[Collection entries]

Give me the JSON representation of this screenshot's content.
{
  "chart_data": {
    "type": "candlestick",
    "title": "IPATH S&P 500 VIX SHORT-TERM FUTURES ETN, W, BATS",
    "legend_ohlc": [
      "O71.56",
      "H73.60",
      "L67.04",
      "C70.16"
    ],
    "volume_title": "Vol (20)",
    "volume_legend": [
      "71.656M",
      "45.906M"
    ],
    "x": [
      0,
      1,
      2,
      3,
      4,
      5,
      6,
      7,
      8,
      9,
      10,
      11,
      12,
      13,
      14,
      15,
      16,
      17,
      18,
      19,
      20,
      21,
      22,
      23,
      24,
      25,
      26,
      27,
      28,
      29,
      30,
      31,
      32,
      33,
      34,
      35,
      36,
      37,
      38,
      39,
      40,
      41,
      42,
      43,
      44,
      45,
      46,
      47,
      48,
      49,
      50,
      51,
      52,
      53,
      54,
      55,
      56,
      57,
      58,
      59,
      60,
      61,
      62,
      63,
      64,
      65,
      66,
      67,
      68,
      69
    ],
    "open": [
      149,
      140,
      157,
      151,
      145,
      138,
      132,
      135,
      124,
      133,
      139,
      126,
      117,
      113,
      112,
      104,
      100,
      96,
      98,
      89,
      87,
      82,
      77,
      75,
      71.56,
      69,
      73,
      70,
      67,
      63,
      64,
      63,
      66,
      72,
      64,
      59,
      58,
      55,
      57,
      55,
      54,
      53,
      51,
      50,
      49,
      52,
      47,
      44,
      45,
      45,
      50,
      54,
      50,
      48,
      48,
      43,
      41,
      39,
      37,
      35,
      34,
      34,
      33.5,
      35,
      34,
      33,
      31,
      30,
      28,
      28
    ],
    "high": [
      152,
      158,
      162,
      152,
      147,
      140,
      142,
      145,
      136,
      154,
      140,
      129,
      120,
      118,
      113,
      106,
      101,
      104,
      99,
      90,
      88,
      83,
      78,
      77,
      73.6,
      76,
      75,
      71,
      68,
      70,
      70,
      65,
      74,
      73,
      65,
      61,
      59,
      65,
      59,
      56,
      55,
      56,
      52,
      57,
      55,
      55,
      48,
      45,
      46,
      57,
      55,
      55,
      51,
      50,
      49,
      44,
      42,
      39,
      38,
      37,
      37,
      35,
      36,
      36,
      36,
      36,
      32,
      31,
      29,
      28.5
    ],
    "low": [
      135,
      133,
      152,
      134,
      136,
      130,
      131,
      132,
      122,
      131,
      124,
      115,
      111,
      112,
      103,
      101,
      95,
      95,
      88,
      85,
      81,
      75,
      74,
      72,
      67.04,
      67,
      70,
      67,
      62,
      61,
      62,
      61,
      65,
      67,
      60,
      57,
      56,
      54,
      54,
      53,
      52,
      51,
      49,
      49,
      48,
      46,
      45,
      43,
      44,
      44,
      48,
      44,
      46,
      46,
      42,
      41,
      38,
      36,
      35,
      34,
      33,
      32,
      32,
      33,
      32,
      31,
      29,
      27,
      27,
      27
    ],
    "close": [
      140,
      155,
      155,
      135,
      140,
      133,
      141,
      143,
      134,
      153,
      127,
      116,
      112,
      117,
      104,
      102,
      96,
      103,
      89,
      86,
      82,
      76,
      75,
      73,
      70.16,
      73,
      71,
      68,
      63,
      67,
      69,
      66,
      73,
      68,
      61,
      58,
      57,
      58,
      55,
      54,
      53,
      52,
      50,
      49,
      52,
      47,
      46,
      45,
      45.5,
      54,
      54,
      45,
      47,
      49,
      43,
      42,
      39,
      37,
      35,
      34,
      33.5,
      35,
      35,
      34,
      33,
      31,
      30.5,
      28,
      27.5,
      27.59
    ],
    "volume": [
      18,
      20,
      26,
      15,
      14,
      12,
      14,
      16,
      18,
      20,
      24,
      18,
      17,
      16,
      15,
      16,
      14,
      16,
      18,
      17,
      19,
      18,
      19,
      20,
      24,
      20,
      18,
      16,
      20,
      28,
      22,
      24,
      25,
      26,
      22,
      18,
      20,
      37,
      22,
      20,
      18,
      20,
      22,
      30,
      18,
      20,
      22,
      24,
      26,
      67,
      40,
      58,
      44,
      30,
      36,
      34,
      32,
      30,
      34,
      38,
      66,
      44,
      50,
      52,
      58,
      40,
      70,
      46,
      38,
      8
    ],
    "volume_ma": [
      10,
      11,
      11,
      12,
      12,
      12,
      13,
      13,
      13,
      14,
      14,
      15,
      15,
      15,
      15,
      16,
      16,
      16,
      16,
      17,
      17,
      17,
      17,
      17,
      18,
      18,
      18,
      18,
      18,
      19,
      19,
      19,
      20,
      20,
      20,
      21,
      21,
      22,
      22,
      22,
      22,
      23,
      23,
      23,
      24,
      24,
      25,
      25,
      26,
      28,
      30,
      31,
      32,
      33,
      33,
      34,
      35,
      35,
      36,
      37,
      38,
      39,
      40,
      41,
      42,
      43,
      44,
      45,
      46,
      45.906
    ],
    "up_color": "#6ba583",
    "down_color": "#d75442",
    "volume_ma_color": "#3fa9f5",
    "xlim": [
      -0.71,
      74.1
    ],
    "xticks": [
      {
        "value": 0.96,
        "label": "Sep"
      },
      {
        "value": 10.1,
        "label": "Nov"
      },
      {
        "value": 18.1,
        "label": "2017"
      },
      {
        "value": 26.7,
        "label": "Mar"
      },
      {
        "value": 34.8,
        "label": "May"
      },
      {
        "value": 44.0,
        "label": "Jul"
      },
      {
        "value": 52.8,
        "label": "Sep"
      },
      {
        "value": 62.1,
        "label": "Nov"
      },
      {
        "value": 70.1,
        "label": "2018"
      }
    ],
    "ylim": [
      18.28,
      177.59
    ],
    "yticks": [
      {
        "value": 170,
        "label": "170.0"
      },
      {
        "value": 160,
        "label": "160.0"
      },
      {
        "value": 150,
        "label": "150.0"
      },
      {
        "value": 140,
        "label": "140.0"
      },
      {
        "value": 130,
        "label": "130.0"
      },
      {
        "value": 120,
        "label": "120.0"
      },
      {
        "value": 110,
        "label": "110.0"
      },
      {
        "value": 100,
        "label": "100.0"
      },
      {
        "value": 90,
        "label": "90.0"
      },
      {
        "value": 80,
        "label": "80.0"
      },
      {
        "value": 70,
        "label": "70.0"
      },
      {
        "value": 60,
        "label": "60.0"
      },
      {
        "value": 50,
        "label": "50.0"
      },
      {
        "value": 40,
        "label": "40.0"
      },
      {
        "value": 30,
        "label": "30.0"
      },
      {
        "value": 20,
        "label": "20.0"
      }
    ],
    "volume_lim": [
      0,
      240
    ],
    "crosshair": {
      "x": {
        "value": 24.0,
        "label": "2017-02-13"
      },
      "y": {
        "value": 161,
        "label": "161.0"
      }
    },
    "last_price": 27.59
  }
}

(WHAT YOU NEED TO DO) Word for word, restate all of the data shown above.

(ANSWER BELOW)
Give me the JSON representation of this screenshot's content.
{
  "chart_data": {
    "type": "candlestick",
    "title": "IPATH S&P 500 VIX SHORT-TERM FUTURES ETN, W, BATS",
    "legend_ohlc": [
      "O71.56",
      "H73.60",
      "L67.04",
      "C70.16"
    ],
    "volume_title": "Vol (20)",
    "volume_legend": [
      "71.656M",
      "45.906M"
    ],
    "x": [
      0,
      1,
      2,
      3,
      4,
      5,
      6,
      7,
      8,
      9,
      10,
      11,
      12,
      13,
      14,
      15,
      16,
      17,
      18,
      19,
      20,
      21,
      22,
      23,
      24,
      25,
      26,
      27,
      28,
      29,
      30,
      31,
      32,
      33,
      34,
      35,
      36,
      37,
      38,
      39,
      40,
      41,
      42,
      43,
      44,
      45,
      46,
      47,
      48,
      49,
      50,
      51,
      52,
      53,
      54,
      55,
      56,
      57,
      58,
      59,
      60,
      61,
      62,
      63,
      64,
      65,
      66,
      67,
      68,
      69
    ],
    "open": [
      149,
      140,
      157,
      151,
      145,
      138,
      132,
      135,
      124,
      133,
      139,
      126,
      117,
      113,
      112,
      104,
      100,
      96,
      98,
      89,
      87,
      82,
      77,
      75,
      71.56,
      69,
      73,
      70,
      67,
      63,
      64,
      63,
      66,
      72,
      64,
      59,
      58,
      55,
      57,
      55,
      54,
      53,
      51,
      50,
      49,
      52,
      47,
      44,
      45,
      45,
      50,
      54,
      50,
      48,
      48,
      43,
      41,
      39,
      37,
      35,
      34,
      34,
      33.5,
      35,
      34,
      33,
      31,
      30,
      28,
      28
    ],
    "high": [
      152,
      158,
      162,
      152,
      147,
      140,
      142,
      145,
      136,
      154,
      140,
      129,
      120,
      118,
      113,
      106,
      101,
      104,
      99,
      90,
      88,
      83,
      78,
      77,
      73.6,
      76,
      75,
      71,
      68,
      70,
      70,
      65,
      74,
      73,
      65,
      61,
      59,
      65,
      59,
      56,
      55,
      56,
      52,
      57,
      55,
      55,
      48,
      45,
      46,
      57,
      55,
      55,
      51,
      50,
      49,
      44,
      42,
      39,
      38,
      37,
      37,
      35,
      36,
      36,
      36,
      36,
      32,
      31,
      29,
      28.5
    ],
    "low": [
      135,
      133,
      152,
      134,
      136,
      130,
      131,
      132,
      122,
      131,
      124,
      115,
      111,
      112,
      103,
      101,
      95,
      95,
      88,
      85,
      81,
      75,
      74,
      72,
      67.04,
      67,
      70,
      67,
      62,
      61,
      62,
      61,
      65,
      67,
      60,
      57,
      56,
      54,
      54,
      53,
      52,
      51,
      49,
      49,
      48,
      46,
      45,
      43,
      44,
      44,
      48,
      44,
      46,
      46,
      42,
      41,
      38,
      36,
      35,
      34,
      33,
      32,
      32,
      33,
      32,
      31,
      29,
      27,
      27,
      27
    ],
    "close": [
      140,
      155,
      155,
      135,
      140,
      133,
      141,
      143,
      134,
      153,
      127,
      116,
      112,
      117,
      104,
      102,
      96,
      103,
      89,
      86,
      82,
      76,
      75,
      73,
      70.16,
      73,
      71,
      68,
      63,
      67,
      69,
      66,
      73,
      68,
      61,
      58,
      57,
      58,
      55,
      54,
      53,
      52,
      50,
      49,
      52,
      47,
      46,
      45,
      45.5,
      54,
      54,
      45,
      47,
      49,
      43,
      42,
      39,
      37,
      35,
      34,
      33.5,
      35,
      35,
      34,
      33,
      31,
      30.5,
      28,
      27.5,
      27.59
    ],
    "volume": [
      18,
      20,
      26,
      15,
      14,
      12,
      14,
      16,
      18,
      20,
      24,
      18,
      17,
      16,
      15,
      16,
      14,
      16,
      18,
      17,
      19,
      18,
      19,
      20,
      24,
      20,
      18,
      16,
      20,
      28,
      22,
      24,
      25,
      26,
      22,
      18,
      20,
      37,
      22,
      20,
      18,
      20,
      22,
      30,
      18,
      20,
      22,
      24,
      26,
      67,
      40,
      58,
      44,
      30,
      36,
      34,
      32,
      30,
      34,
      38,
      66,
      44,
      50,
      52,
      58,
      40,
      70,
      46,
      38,
      8
    ],
    "volume_ma": [
      10,
      11,
      11,
      12,
      12,
      12,
      13,
      13,
      13,
      14,
      14,
      15,
      15,
      15,
      15,
      16,
      16,
      16,
      16,
      17,
      17,
      17,
      17,
      17,
      18,
      18,
      18,
      18,
      18,
      19,
      19,
      19,
      20,
      20,
      20,
      21,
      21,
      22,
      22,
      22,
      22,
      23,
      23,
      23,
      24,
      24,
      25,
      25,
      26,
      28,
      30,
      31,
      32,
      33,
      33,
      34,
      35,
      35,
      36,
      37,
      38,
      39,
      40,
      41,
      42,
      43,
      44,
      45,
      46,
      45.906
    ],
    "up_color": "#6ba583",
    "down_color": "#d75442",
    "volume_ma_color": "#3fa9f5",
    "xlim": [
      -0.71,
      74.1
    ],
    "xticks": [
      {
        "value": 0.96,
        "label": "Sep"
      },
      {
        "value": 10.1,
        "label": "Nov"
      },
      {
        "value": 18.1,
        "label": "2017"
      },
      {
        "value": 26.7,
        "label": "Mar"
      },
      {
        "value": 34.8,
        "label": "May"
      },
      {
        "value": 44.0,
        "label": "Jul"
      },
      {
        "value": 52.8,
        "label": "Sep"
      },
      {
        "value": 62.1,
        "label": "Nov"
      },
      {
        "value": 70.1,
        "label": "2018"
      }
    ],
    "ylim": [
      18.28,
      177.59
    ],
    "yticks": [
      {
        "value": 170,
        "label": "170.0"
      },
      {
        "value": 160,
        "label": "160.0"
      },
      {
        "value": 150,
        "label": "150.0"
      },
      {
        "value": 140,
        "label": "140.0"
      },
      {
        "value": 130,
        "label": "130.0"
      },
      {
        "value": 120,
        "label": "120.0"
      },
      {
        "value": 110,
        "label": "110.0"
      },
      {
        "value": 100,
        "label": "100.0"
      },
      {
        "value": 90,
        "label": "90.0"
      },
      {
        "value": 80,
        "label": "80.0"
      },
      {
        "value": 70,
        "label": "70.0"
      },
      {
        "value": 60,
        "label": "60.0"
      },
      {
        "value": 50,
        "label": "50.0"
      },
      {
        "value": 40,
        "label": "40.0"
      },
      {
        "value": 30,
        "label": "30.0"
      },
      {
        "value": 20,
        "label": "20.0"
      }
    ],
    "volume_lim": [
      0,
      240
    ],
    "crosshair": {
      "x": {
        "value": 24.0,
        "label": "2017-02-13"
      },
      "y": {
        "value": 161,
        "label": "161.0"
      }
    },
    "last_price": 27.59
  }
}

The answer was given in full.